[Figure dataset records]
>> Start
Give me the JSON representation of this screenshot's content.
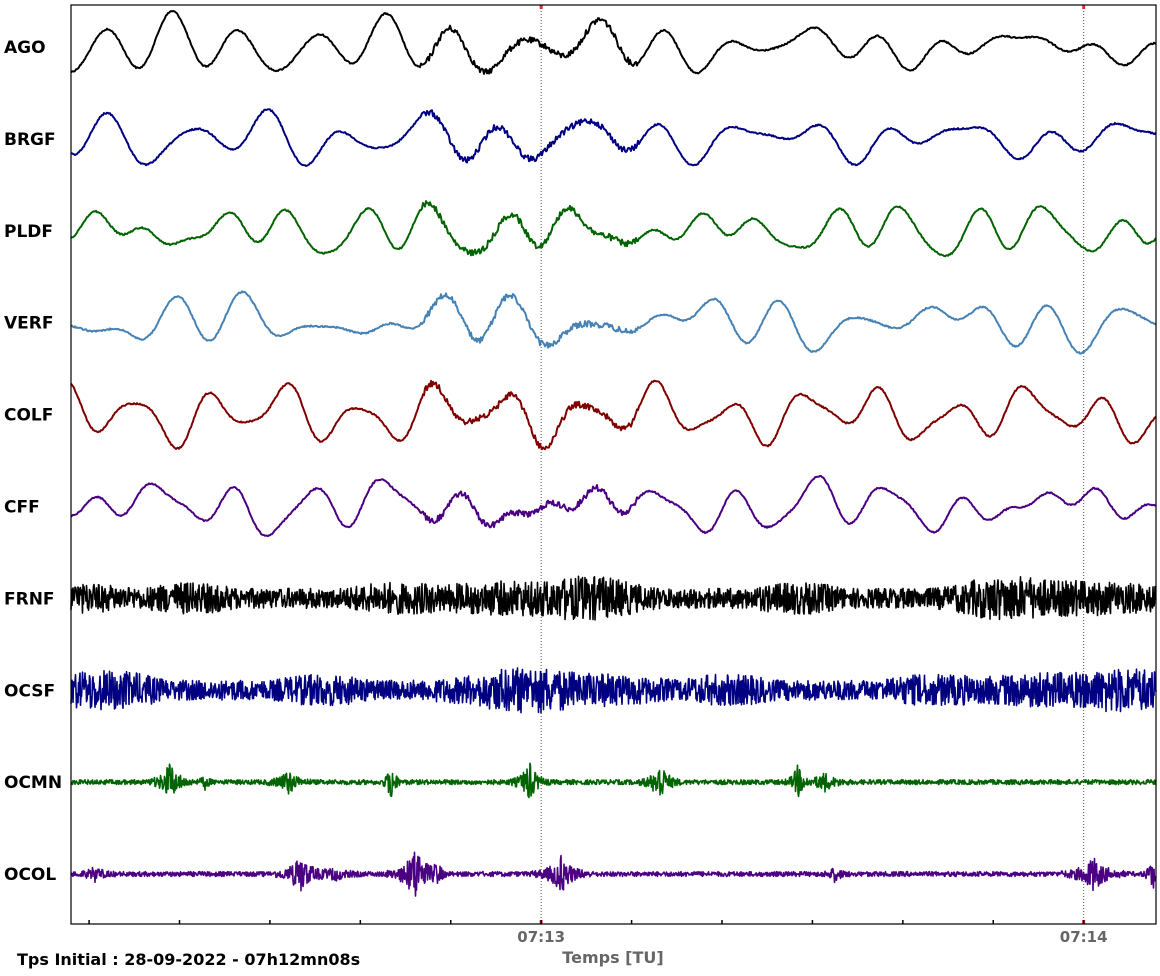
{
  "chart_data": {
    "type": "line",
    "xlabel": "Temps [TU]",
    "xlim": [
      "07:12:08",
      "07:14:08"
    ],
    "major_ticks": [
      "07:13",
      "07:14"
    ],
    "minor_tick_interval_s": 10,
    "grid": "dotted vertical lines at major ticks",
    "stations": [
      {
        "name": "AGO",
        "color": "#000000",
        "character": "low-frequency"
      },
      {
        "name": "BRGF",
        "color": "#000080",
        "character": "low-frequency"
      },
      {
        "name": "PLDF",
        "color": "#006400",
        "character": "low-frequency"
      },
      {
        "name": "VERF",
        "color": "#4682b4",
        "character": "low-frequency"
      },
      {
        "name": "COLF",
        "color": "#800000",
        "character": "low-frequency"
      },
      {
        "name": "CFF",
        "color": "#4b0082",
        "character": "low-frequency"
      },
      {
        "name": "FRNF",
        "color": "#000000",
        "character": "high-frequency"
      },
      {
        "name": "OCSF",
        "color": "#000080",
        "character": "high-frequency"
      },
      {
        "name": "OCMN",
        "color": "#006400",
        "character": "spiky"
      },
      {
        "name": "OCOL",
        "color": "#4b0082",
        "character": "spiky"
      }
    ]
  },
  "footer": {
    "initial_time": "Tps Initial : 28-09-2022 - 07h12mn08s"
  }
}
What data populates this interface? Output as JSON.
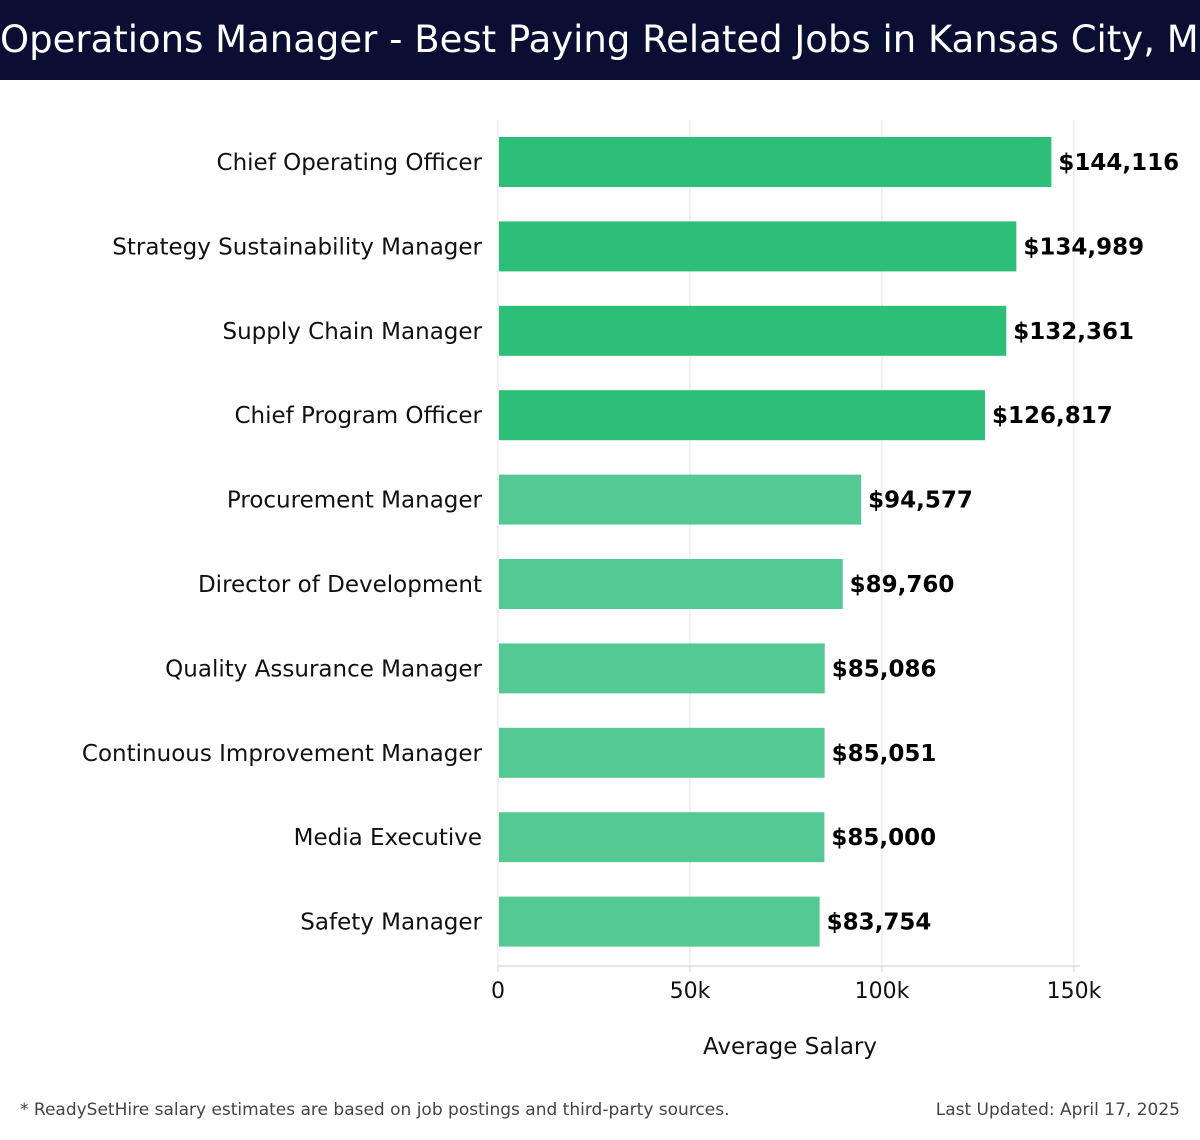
{
  "header": {
    "title": "Operations Manager - Best Paying Related Jobs in Kansas City, MO"
  },
  "chart_data": {
    "type": "bar",
    "orientation": "horizontal",
    "categories": [
      "Chief Operating Officer",
      "Strategy Sustainability Manager",
      "Supply Chain Manager",
      "Chief Program Officer",
      "Procurement Manager",
      "Director of Development",
      "Quality Assurance Manager",
      "Continuous Improvement Manager",
      "Media Executive",
      "Safety Manager"
    ],
    "values": [
      144116,
      134989,
      132361,
      126817,
      94577,
      89760,
      85086,
      85051,
      85000,
      83754
    ],
    "value_labels": [
      "$144,116",
      "$134,989",
      "$132,361",
      "$126,817",
      "$94,577",
      "$89,760",
      "$85,086",
      "$85,051",
      "$85,000",
      "$83,754"
    ],
    "xlabel": "Average Salary",
    "xlim": [
      0,
      150000
    ],
    "xticks": [
      0,
      50000,
      100000,
      150000
    ],
    "xtick_labels": [
      "0",
      "50k",
      "100k",
      "150k"
    ],
    "grid": "vertical",
    "colors": {
      "top4": "#2dbe78",
      "rest": "#55c994",
      "grid": "#e3e3e3",
      "axis": "#cccccc"
    }
  },
  "footer": {
    "note": "* ReadySetHire salary estimates are based on job postings and third-party sources.",
    "updated": "Last Updated: April 17, 2025"
  }
}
>> End
> [What is needed]
Each record above must be returned exactly as written, with its pictures omitted.

> [Response to the task]
Give me the JSON representation of this screenshot's content.
{
  "chart_data": {
    "type": "line",
    "xlabel": "Temps [TU]",
    "xlim": [
      "07:12:08",
      "07:14:08"
    ],
    "major_ticks": [
      "07:13",
      "07:14"
    ],
    "minor_tick_interval_s": 10,
    "grid": "dotted vertical lines at major ticks",
    "stations": [
      {
        "name": "AGO",
        "color": "#000000",
        "character": "low-frequency"
      },
      {
        "name": "BRGF",
        "color": "#000080",
        "character": "low-frequency"
      },
      {
        "name": "PLDF",
        "color": "#006400",
        "character": "low-frequency"
      },
      {
        "name": "VERF",
        "color": "#4682b4",
        "character": "low-frequency"
      },
      {
        "name": "COLF",
        "color": "#800000",
        "character": "low-frequency"
      },
      {
        "name": "CFF",
        "color": "#4b0082",
        "character": "low-frequency"
      },
      {
        "name": "FRNF",
        "color": "#000000",
        "character": "high-frequency"
      },
      {
        "name": "OCSF",
        "color": "#000080",
        "character": "high-frequency"
      },
      {
        "name": "OCMN",
        "color": "#006400",
        "character": "spiky"
      },
      {
        "name": "OCOL",
        "color": "#4b0082",
        "character": "spiky"
      }
    ]
  },
  "footer": {
    "initial_time": "Tps Initial : 28-09-2022 - 07h12mn08s"
  }
}
What data populates this interface? Output as JSON.
{
  "header": {
    "title": "Operations Manager - Best Paying Related Jobs in Kansas City, MO"
  },
  "chart_data": {
    "type": "bar",
    "orientation": "horizontal",
    "categories": [
      "Chief Operating Officer",
      "Strategy Sustainability Manager",
      "Supply Chain Manager",
      "Chief Program Officer",
      "Procurement Manager",
      "Director of Development",
      "Quality Assurance Manager",
      "Continuous Improvement Manager",
      "Media Executive",
      "Safety Manager"
    ],
    "values": [
      144116,
      134989,
      132361,
      126817,
      94577,
      89760,
      85086,
      85051,
      85000,
      83754
    ],
    "value_labels": [
      "$144,116",
      "$134,989",
      "$132,361",
      "$126,817",
      "$94,577",
      "$89,760",
      "$85,086",
      "$85,051",
      "$85,000",
      "$83,754"
    ],
    "xlabel": "Average Salary",
    "xlim": [
      0,
      150000
    ],
    "xticks": [
      0,
      50000,
      100000,
      150000
    ],
    "xtick_labels": [
      "0",
      "50k",
      "100k",
      "150k"
    ],
    "grid": "vertical",
    "colors": {
      "top4": "#2dbe78",
      "rest": "#55c994",
      "grid": "#e3e3e3",
      "axis": "#cccccc"
    }
  },
  "footer": {
    "note": "* ReadySetHire salary estimates are based on job postings and third-party sources.",
    "updated": "Last Updated: April 17, 2025"
  }
}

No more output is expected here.